* [Exercise requirements] Everything in the listing except the pictures should be written out exactly.

* [Information shown]
★ ★ ★ ★ ★

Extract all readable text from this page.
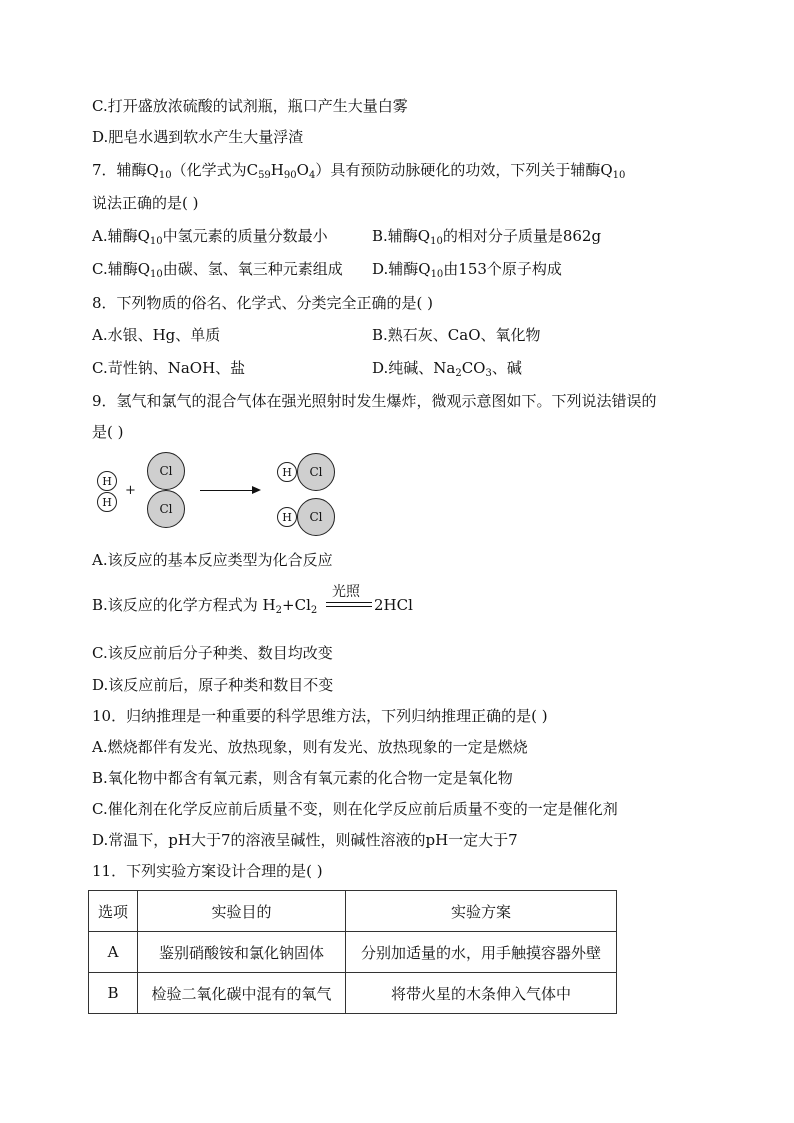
C.打开盛放浓硫酸的试剂瓶，瓶口产生大量白雾
D.肥皂水遇到软水产生大量浮渣
7．辅酶$Q_{10}$（化学式为$C_{59}H_{90}O_4$）具有预防动脉硬化的功效，下列关于辅酶$Q_{10}$
说法正确的是( )
A.辅酶$Q_{10}$中氢元素的质量分数最小	B.辅酶$Q_{10}$的相对分子质量是862g
C.辅酶$Q_{10}$由碳、氢、氧三种元素组成 D.辅酶$Q_{10}$由153个原子构成
8．下列物质的俗名、化学式、分类完全正确的是( )
A.水银、Hg、单质	B.熟石灰、CaO、氧化物
C.苛性钠、NaOH、盐	D.纯碱、$Na_2CO_3$、碱
9．氢气和氯气的混合气体在强光照射时发生爆炸，微观示意图如下。下列说法错误的
是( )
H
H
+
Cl
Cl
H	Cl
H	Cl
A.该反应的基本反应类型为化合反应
B.该反应的化学方程式为 $H_2+Cl_2$
光照
2HCl
C.该反应前后分子种类、数目均改变
D.该反应前后，原子种类和数目不变
10．归纳推理是一种重要的科学思维方法，下列归纳推理正确的是( )
A.燃烧都伴有发光、放热现象，则有发光、放热现象的一定是燃烧
B.氧化物中都含有氧元素，则含有氧元素的化合物一定是氧化物
C.催化剂在化学反应前后质量不变，则在化学反应前后质量不变的一定是催化剂
D.常温下，pH大于7的溶液呈碱性，则碱性溶液的pH一定大于7
11．下列实验方案设计合理的是( )
选项	实验目的	实验方案
A	鉴别硝酸铵和氯化钠固体	分别加适量的水，用手触摸容器外壁
B	检验二氧化碳中混有的氧气	将带火星的木条伸入气体中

★ ★ ★ ★ ★

* [Reply]
Extract all readable text from this page.
C.打开盛放浓硫酸的试剂瓶，瓶口产生大量白雾
D.肥皂水遇到软水产生大量浮渣
7．辅酶$Q_{10}$（化学式为$C_{59}H_{90}O_4$）具有预防动脉硬化的功效，下列关于辅酶$Q_{10}$
说法正确的是( )
A.辅酶$Q_{10}$中氢元素的质量分数最小	B.辅酶$Q_{10}$的相对分子质量是862g
C.辅酶$Q_{10}$由碳、氢、氧三种元素组成 D.辅酶$Q_{10}$由153个原子构成
8．下列物质的俗名、化学式、分类完全正确的是( )
A.水银、Hg、单质	B.熟石灰、CaO、氧化物
C.苛性钠、NaOH、盐	D.纯碱、$Na_2CO_3$、碱
9．氢气和氯气的混合气体在强光照射时发生爆炸，微观示意图如下。下列说法错误的
是( )
H
H
+
Cl
Cl
H	Cl
H	Cl
A.该反应的基本反应类型为化合反应
B.该反应的化学方程式为 $H_2+Cl_2$
光照
2HCl
C.该反应前后分子种类、数目均改变
D.该反应前后，原子种类和数目不变
10．归纳推理是一种重要的科学思维方法，下列归纳推理正确的是( )
A.燃烧都伴有发光、放热现象，则有发光、放热现象的一定是燃烧
B.氧化物中都含有氧元素，则含有氧元素的化合物一定是氧化物
C.催化剂在化学反应前后质量不变，则在化学反应前后质量不变的一定是催化剂
D.常温下，pH大于7的溶液呈碱性，则碱性溶液的pH一定大于7
11．下列实验方案设计合理的是( )
选项	实验目的	实验方案
A	鉴别硝酸铵和氯化钠固体	分别加适量的水，用手触摸容器外壁
B	检验二氧化碳中混有的氧气	将带火星的木条伸入气体中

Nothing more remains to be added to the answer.